- Exercise directions: Repeat every line below exactly as it reads.

- Record excerpts:
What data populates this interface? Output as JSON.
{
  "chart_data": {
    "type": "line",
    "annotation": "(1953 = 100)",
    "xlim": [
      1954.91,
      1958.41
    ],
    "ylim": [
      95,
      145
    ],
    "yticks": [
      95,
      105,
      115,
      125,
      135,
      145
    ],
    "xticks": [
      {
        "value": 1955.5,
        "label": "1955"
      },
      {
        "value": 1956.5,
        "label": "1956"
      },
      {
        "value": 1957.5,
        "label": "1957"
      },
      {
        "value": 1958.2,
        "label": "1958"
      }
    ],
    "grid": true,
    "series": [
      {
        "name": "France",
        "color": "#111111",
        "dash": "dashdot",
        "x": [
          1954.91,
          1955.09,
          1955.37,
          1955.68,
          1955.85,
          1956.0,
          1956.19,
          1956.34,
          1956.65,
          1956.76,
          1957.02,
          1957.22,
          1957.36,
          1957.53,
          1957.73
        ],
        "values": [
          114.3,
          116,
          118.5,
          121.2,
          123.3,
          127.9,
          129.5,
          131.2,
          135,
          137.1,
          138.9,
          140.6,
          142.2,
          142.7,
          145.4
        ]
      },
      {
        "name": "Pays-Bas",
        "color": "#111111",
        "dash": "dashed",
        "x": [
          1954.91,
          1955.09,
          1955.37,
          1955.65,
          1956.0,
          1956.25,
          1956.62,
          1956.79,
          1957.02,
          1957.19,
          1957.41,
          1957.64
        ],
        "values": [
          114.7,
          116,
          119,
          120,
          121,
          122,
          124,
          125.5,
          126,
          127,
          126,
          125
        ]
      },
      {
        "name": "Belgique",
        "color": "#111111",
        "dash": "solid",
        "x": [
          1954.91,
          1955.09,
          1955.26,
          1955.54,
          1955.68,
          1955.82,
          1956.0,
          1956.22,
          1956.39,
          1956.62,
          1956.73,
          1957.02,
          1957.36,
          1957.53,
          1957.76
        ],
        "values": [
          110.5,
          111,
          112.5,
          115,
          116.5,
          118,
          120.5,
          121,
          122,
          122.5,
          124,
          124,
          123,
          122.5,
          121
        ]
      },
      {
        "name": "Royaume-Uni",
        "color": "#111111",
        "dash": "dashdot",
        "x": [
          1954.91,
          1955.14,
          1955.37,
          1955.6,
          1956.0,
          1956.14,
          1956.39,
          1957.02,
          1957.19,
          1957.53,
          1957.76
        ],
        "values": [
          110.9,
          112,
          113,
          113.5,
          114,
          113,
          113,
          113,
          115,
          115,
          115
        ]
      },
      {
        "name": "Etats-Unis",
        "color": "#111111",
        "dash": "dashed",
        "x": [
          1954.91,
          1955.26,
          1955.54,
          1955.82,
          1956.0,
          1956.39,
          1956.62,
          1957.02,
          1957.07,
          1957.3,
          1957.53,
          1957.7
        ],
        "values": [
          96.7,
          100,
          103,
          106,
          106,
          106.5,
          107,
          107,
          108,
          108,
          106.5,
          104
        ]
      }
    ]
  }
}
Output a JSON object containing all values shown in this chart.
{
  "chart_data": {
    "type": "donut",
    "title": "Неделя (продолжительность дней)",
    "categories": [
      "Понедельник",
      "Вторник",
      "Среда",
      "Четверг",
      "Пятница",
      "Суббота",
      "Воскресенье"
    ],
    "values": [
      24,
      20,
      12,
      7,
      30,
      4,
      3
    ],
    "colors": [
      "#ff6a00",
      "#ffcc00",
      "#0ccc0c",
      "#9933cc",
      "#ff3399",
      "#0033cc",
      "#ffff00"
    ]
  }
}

- Answer to this problem:
What data populates this interface? Output as JSON.
{
  "chart_data": {
    "type": "line",
    "annotation": "(1953 = 100)",
    "xlim": [
      1954.91,
      1958.41
    ],
    "ylim": [
      95,
      145
    ],
    "yticks": [
      95,
      105,
      115,
      125,
      135,
      145
    ],
    "xticks": [
      {
        "value": 1955.5,
        "label": "1955"
      },
      {
        "value": 1956.5,
        "label": "1956"
      },
      {
        "value": 1957.5,
        "label": "1957"
      },
      {
        "value": 1958.2,
        "label": "1958"
      }
    ],
    "grid": true,
    "series": [
      {
        "name": "France",
        "color": "#111111",
        "dash": "dashdot",
        "x": [
          1954.91,
          1955.09,
          1955.37,
          1955.68,
          1955.85,
          1956.0,
          1956.19,
          1956.34,
          1956.65,
          1956.76,
          1957.02,
          1957.22,
          1957.36,
          1957.53,
          1957.73
        ],
        "values": [
          114.3,
          116,
          118.5,
          121.2,
          123.3,
          127.9,
          129.5,
          131.2,
          135,
          137.1,
          138.9,
          140.6,
          142.2,
          142.7,
          145.4
        ]
      },
      {
        "name": "Pays-Bas",
        "color": "#111111",
        "dash": "dashed",
        "x": [
          1954.91,
          1955.09,
          1955.37,
          1955.65,
          1956.0,
          1956.25,
          1956.62,
          1956.79,
          1957.02,
          1957.19,
          1957.41,
          1957.64
        ],
        "values": [
          114.7,
          116,
          119,
          120,
          121,
          122,
          124,
          125.5,
          126,
          127,
          126,
          125
        ]
      },
      {
        "name": "Belgique",
        "color": "#111111",
        "dash": "solid",
        "x": [
          1954.91,
          1955.09,
          1955.26,
          1955.54,
          1955.68,
          1955.82,
          1956.0,
          1956.22,
          1956.39,
          1956.62,
          1956.73,
          1957.02,
          1957.36,
          1957.53,
          1957.76
        ],
        "values": [
          110.5,
          111,
          112.5,
          115,
          116.5,
          118,
          120.5,
          121,
          122,
          122.5,
          124,
          124,
          123,
          122.5,
          121
        ]
      },
      {
        "name": "Royaume-Uni",
        "color": "#111111",
        "dash": "dashdot",
        "x": [
          1954.91,
          1955.14,
          1955.37,
          1955.6,
          1956.0,
          1956.14,
          1956.39,
          1957.02,
          1957.19,
          1957.53,
          1957.76
        ],
        "values": [
          110.9,
          112,
          113,
          113.5,
          114,
          113,
          113,
          113,
          115,
          115,
          115
        ]
      },
      {
        "name": "Etats-Unis",
        "color": "#111111",
        "dash": "dashed",
        "x": [
          1954.91,
          1955.26,
          1955.54,
          1955.82,
          1956.0,
          1956.39,
          1956.62,
          1957.02,
          1957.07,
          1957.3,
          1957.53,
          1957.7
        ],
        "values": [
          96.7,
          100,
          103,
          106,
          106,
          106.5,
          107,
          107,
          108,
          108,
          106.5,
          104
        ]
      }
    ]
  }
}
Output a JSON object containing all values shown in this chart.
{
  "chart_data": {
    "type": "donut",
    "title": "Неделя (продолжительность дней)",
    "categories": [
      "Понедельник",
      "Вторник",
      "Среда",
      "Четверг",
      "Пятница",
      "Суббота",
      "Воскресенье"
    ],
    "values": [
      24,
      20,
      12,
      7,
      30,
      4,
      3
    ],
    "colors": [
      "#ff6a00",
      "#ffcc00",
      "#0ccc0c",
      "#9933cc",
      "#ff3399",
      "#0033cc",
      "#ffff00"
    ]
  }
}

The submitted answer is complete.